» **SOURCE EXTRACT**

◆ ◆ ◆ ◆

I totally agree we need to reject any BTF that contains references
to unknown objects if these references are made via known ones;
so for example an enum64 in a struct (in the case we didn't know
about an enum64). However, it's possible a BTF kind could point
_at_ other BTF kinds but not be pointed _to_ by any known kinds;
in such a case wouldn't optional make sense even for the kernel
to say "ignore any kinds that we don't know about that aren't
participating in any known BTF relationships"? Default assumption
without the optional flag would be to reject such BTF.

>> +
>> +/* kind layout section consists of a struct btf_kind_layout for each known
>> + * kind at BTF encoding time.
>> + */
>> +struct btf_kind_layout {
>> +       __u16 flags;            /* see BTF_KIND_LAYOUT_* values above */
>> +       __u8 info_sz;           /* size of singular element after btf_type */
>> +       __u8 elem_sz;           /* size of each of btf_vlen(t) elements */
>> +};
>> +
>> +/* for CRCs for BTF, base BTF to be considered usable, flags must be set. */
>> +#define BTF_FLAG_CRC_SET               (1 << 0)
>> +#define BTF_FLAG_BASE_CRC_SET          (1 << 1)
>> +
>>  struct btf_header {
>>         __u16   magic;
>>         __u8    version;
>> @@ -19,8 +35,16 @@ struct btf_header {
>>         __u32   type_len;       /* length of type section       */
>>         __u32   str_off;        /* offset of string section     */
>>         __u32   str_len;        /* length of string section     */
>> +       __u32   kind_layout_off;/* offset of kind layout section */
>> +       __u32   kind_layout_len;/* length of kind layout section */
>> +
>> +       __u32   crc;            /* crc of BTF; used if flags set BTF_FLAG_CRC_VALID */
>> +       __u32   base_crc;       /* crc of base BTF; used if flags set BTF_FLAG_BASE_CRC_VALID */
>>  };
>>
>> +/* required minimum BTF header length */
>> +#define BTF_HEADER_MIN_LEN     (sizeof(struct btf_header) - 16)
> 
> offsetof(struct btf_header, kind_layout_off) ?
> 
> but actually why this needs to be a part of UAPI?

◆ ◆ ◆ ◆

Element box annotations
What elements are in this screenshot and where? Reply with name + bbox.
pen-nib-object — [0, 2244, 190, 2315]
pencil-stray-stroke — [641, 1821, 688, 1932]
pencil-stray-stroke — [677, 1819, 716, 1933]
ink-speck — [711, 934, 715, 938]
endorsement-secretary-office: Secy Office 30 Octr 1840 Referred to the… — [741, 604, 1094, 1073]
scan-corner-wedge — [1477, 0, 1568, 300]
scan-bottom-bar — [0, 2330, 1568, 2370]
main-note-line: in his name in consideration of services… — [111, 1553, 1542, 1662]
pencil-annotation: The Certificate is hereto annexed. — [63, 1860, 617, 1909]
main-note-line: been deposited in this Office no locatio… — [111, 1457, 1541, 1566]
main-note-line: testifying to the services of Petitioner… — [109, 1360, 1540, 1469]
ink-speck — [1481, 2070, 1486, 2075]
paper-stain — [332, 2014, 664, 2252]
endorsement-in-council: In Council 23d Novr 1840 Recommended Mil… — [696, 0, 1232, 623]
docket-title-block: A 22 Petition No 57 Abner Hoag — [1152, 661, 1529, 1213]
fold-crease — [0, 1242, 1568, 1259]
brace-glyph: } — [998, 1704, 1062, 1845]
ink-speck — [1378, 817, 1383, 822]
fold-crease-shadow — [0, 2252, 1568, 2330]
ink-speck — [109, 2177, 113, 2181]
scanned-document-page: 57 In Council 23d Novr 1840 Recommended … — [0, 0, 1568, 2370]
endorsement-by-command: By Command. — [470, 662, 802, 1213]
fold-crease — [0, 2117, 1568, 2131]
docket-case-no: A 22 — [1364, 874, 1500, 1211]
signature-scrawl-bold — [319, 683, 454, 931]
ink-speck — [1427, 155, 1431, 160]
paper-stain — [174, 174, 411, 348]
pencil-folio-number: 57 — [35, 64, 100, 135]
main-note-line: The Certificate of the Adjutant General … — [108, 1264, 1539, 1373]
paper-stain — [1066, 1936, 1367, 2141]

◆ ◆ ◆ ◆

» **SHORT PROBLEM 1**
In the BTF discussion, what would the default assumption be without the optional flag?
» **SHORT PROBLEM 2**
Replace "enum64" with "union" in the BTF discussion, starting at the words "I totally agree" and ending after "reject such BTF.".

» **COMPLETE RESPONSE 1**
The default assumption would be to reject such BTF.

» **COMPLETE RESPONSE 2**
I totally agree we need to reject any BTF that contains references
to unknown objects if these references are made via known ones;
so for example an union in a struct (in the case we didn't know
about an union). However, it's possible a BTF kind could point
_at_ other BTF kinds but not be pointed _to_ by any known kinds;
in such a case wouldn't optional make sense even for the kernel
to say "ignore any kinds that we don't know about that aren't
participating in any known BTF relationships"? Default assumption
without the optional flag would be to reject such BTF.